Data entries:

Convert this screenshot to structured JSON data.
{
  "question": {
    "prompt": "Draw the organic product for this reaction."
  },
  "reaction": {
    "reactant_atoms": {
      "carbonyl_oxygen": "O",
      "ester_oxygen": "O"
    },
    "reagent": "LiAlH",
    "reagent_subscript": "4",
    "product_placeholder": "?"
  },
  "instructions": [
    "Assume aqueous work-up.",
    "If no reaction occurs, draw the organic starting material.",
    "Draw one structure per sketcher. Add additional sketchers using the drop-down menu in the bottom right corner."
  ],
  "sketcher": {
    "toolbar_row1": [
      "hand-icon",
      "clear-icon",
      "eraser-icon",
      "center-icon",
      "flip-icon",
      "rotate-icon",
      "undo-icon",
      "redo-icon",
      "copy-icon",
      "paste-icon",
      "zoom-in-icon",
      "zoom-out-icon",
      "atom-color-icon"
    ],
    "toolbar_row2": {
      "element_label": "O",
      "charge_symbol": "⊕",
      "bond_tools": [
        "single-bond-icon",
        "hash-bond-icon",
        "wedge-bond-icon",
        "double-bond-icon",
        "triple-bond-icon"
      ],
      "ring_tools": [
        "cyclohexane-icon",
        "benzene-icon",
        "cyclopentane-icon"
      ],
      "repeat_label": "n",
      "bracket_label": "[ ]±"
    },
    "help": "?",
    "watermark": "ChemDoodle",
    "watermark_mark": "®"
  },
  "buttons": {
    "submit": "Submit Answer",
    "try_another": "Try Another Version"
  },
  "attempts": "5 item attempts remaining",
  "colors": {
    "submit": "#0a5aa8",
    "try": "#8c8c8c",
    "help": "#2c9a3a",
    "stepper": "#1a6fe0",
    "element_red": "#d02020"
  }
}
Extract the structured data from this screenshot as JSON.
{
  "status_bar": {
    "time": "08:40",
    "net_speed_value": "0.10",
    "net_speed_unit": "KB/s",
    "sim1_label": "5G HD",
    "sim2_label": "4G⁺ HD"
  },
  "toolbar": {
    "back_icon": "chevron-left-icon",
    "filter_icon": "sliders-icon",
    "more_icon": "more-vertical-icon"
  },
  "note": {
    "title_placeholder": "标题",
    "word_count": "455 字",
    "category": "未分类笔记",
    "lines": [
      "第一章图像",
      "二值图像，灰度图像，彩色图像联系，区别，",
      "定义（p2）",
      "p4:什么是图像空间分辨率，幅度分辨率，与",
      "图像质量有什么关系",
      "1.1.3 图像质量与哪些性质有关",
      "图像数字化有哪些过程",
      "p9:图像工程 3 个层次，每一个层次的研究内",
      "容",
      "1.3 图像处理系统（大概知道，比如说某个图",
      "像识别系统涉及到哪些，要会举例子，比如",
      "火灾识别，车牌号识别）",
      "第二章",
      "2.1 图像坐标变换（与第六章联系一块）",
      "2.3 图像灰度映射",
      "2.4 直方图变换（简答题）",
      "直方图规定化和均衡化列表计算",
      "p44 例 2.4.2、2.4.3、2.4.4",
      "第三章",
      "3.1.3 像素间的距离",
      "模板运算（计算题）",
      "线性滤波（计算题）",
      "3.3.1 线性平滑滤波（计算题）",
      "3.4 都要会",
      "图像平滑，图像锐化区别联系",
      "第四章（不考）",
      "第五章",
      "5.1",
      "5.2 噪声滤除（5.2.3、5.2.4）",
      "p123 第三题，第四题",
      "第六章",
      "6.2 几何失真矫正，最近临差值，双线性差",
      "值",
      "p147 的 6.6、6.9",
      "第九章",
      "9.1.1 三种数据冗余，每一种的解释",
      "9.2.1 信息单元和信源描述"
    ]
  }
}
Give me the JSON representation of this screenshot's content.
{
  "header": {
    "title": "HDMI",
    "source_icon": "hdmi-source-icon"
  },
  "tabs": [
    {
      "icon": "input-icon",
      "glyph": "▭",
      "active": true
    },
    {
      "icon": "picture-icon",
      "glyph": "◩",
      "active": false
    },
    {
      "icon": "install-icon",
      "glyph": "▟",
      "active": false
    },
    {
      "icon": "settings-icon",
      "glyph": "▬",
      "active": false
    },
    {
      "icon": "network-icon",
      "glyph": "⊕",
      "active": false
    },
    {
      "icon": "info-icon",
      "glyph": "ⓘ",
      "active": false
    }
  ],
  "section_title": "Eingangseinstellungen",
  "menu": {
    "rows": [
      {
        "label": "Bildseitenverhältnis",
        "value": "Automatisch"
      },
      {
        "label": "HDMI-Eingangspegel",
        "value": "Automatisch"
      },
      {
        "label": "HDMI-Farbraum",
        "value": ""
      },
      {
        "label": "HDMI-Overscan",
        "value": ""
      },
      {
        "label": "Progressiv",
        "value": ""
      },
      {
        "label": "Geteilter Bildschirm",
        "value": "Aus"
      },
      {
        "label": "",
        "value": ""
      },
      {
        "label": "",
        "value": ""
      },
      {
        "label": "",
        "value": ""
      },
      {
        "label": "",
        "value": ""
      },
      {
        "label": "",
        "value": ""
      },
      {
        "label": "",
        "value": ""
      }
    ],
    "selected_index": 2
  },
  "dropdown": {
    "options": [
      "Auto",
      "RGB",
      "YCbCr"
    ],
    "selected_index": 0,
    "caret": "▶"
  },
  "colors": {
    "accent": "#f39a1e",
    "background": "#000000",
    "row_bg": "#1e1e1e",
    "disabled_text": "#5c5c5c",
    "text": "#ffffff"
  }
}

> **Prompt**
Could you transcribe the records in full, exactly?

> **Response to the exercise**
Convert this screenshot to structured JSON data.
{
  "question": {
    "prompt": "Draw the organic product for this reaction."
  },
  "reaction": {
    "reactant_atoms": {
      "carbonyl_oxygen": "O",
      "ester_oxygen": "O"
    },
    "reagent": "LiAlH",
    "reagent_subscript": "4",
    "product_placeholder": "?"
  },
  "instructions": [
    "Assume aqueous work-up.",
    "If no reaction occurs, draw the organic starting material.",
    "Draw one structure per sketcher. Add additional sketchers using the drop-down menu in the bottom right corner."
  ],
  "sketcher": {
    "toolbar_row1": [
      "hand-icon",
      "clear-icon",
      "eraser-icon",
      "center-icon",
      "flip-icon",
      "rotate-icon",
      "undo-icon",
      "redo-icon",
      "copy-icon",
      "paste-icon",
      "zoom-in-icon",
      "zoom-out-icon",
      "atom-color-icon"
    ],
    "toolbar_row2": {
      "element_label": "O",
      "charge_symbol": "⊕",
      "bond_tools": [
        "single-bond-icon",
        "hash-bond-icon",
        "wedge-bond-icon",
        "double-bond-icon",
        "triple-bond-icon"
      ],
      "ring_tools": [
        "cyclohexane-icon",
        "benzene-icon",
        "cyclopentane-icon"
      ],
      "repeat_label": "n",
      "bracket_label": "[ ]±"
    },
    "help": "?",
    "watermark": "ChemDoodle",
    "watermark_mark": "®"
  },
  "buttons": {
    "submit": "Submit Answer",
    "try_another": "Try Another Version"
  },
  "attempts": "5 item attempts remaining",
  "colors": {
    "submit": "#0a5aa8",
    "try": "#8c8c8c",
    "help": "#2c9a3a",
    "stepper": "#1a6fe0",
    "element_red": "#d02020"
  }
}
Extract the structured data from this screenshot as JSON.
{
  "status_bar": {
    "time": "08:40",
    "net_speed_value": "0.10",
    "net_speed_unit": "KB/s",
    "sim1_label": "5G HD",
    "sim2_label": "4G⁺ HD"
  },
  "toolbar": {
    "back_icon": "chevron-left-icon",
    "filter_icon": "sliders-icon",
    "more_icon": "more-vertical-icon"
  },
  "note": {
    "title_placeholder": "标题",
    "word_count": "455 字",
    "category": "未分类笔记",
    "lines": [
      "第一章图像",
      "二值图像，灰度图像，彩色图像联系，区别，",
      "定义（p2）",
      "p4:什么是图像空间分辨率，幅度分辨率，与",
      "图像质量有什么关系",
      "1.1.3 图像质量与哪些性质有关",
      "图像数字化有哪些过程",
      "p9:图像工程 3 个层次，每一个层次的研究内",
      "容",
      "1.3 图像处理系统（大概知道，比如说某个图",
      "像识别系统涉及到哪些，要会举例子，比如",
      "火灾识别，车牌号识别）",
      "第二章",
      "2.1 图像坐标变换（与第六章联系一块）",
      "2.3 图像灰度映射",
      "2.4 直方图变换（简答题）",
      "直方图规定化和均衡化列表计算",
      "p44 例 2.4.2、2.4.3、2.4.4",
      "第三章",
      "3.1.3 像素间的距离",
      "模板运算（计算题）",
      "线性滤波（计算题）",
      "3.3.1 线性平滑滤波（计算题）",
      "3.4 都要会",
      "图像平滑，图像锐化区别联系",
      "第四章（不考）",
      "第五章",
      "5.1",
      "5.2 噪声滤除（5.2.3、5.2.4）",
      "p123 第三题，第四题",
      "第六章",
      "6.2 几何失真矫正，最近临差值，双线性差",
      "值",
      "p147 的 6.6、6.9",
      "第九章",
      "9.1.1 三种数据冗余，每一种的解释",
      "9.2.1 信息单元和信源描述"
    ]
  }
}
Give me the JSON representation of this screenshot's content.
{
  "header": {
    "title": "HDMI",
    "source_icon": "hdmi-source-icon"
  },
  "tabs": [
    {
      "icon": "input-icon",
      "glyph": "▭",
      "active": true
    },
    {
      "icon": "picture-icon",
      "glyph": "◩",
      "active": false
    },
    {
      "icon": "install-icon",
      "glyph": "▟",
      "active": false
    },
    {
      "icon": "settings-icon",
      "glyph": "▬",
      "active": false
    },
    {
      "icon": "network-icon",
      "glyph": "⊕",
      "active": false
    },
    {
      "icon": "info-icon",
      "glyph": "ⓘ",
      "active": false
    }
  ],
  "section_title": "Eingangseinstellungen",
  "menu": {
    "rows": [
      {
        "label": "Bildseitenverhältnis",
        "value": "Automatisch"
      },
      {
        "label": "HDMI-Eingangspegel",
        "value": "Automatisch"
      },
      {
        "label": "HDMI-Farbraum",
        "value": ""
      },
      {
        "label": "HDMI-Overscan",
        "value": ""
      },
      {
        "label": "Progressiv",
        "value": ""
      },
      {
        "label": "Geteilter Bildschirm",
        "value": "Aus"
      },
      {
        "label": "",
        "value": ""
      },
      {
        "label": "",
        "value": ""
      },
      {
        "label": "",
        "value": ""
      },
      {
        "label": "",
        "value": ""
      },
      {
        "label": "",
        "value": ""
      },
      {
        "label": "",
        "value": ""
      }
    ],
    "selected_index": 2
  },
  "dropdown": {
    "options": [
      "Auto",
      "RGB",
      "YCbCr"
    ],
    "selected_index": 0,
    "caret": "▶"
  },
  "colors": {
    "accent": "#f39a1e",
    "background": "#000000",
    "row_bg": "#1e1e1e",
    "disabled_text": "#5c5c5c",
    "text": "#ffffff"
  }
}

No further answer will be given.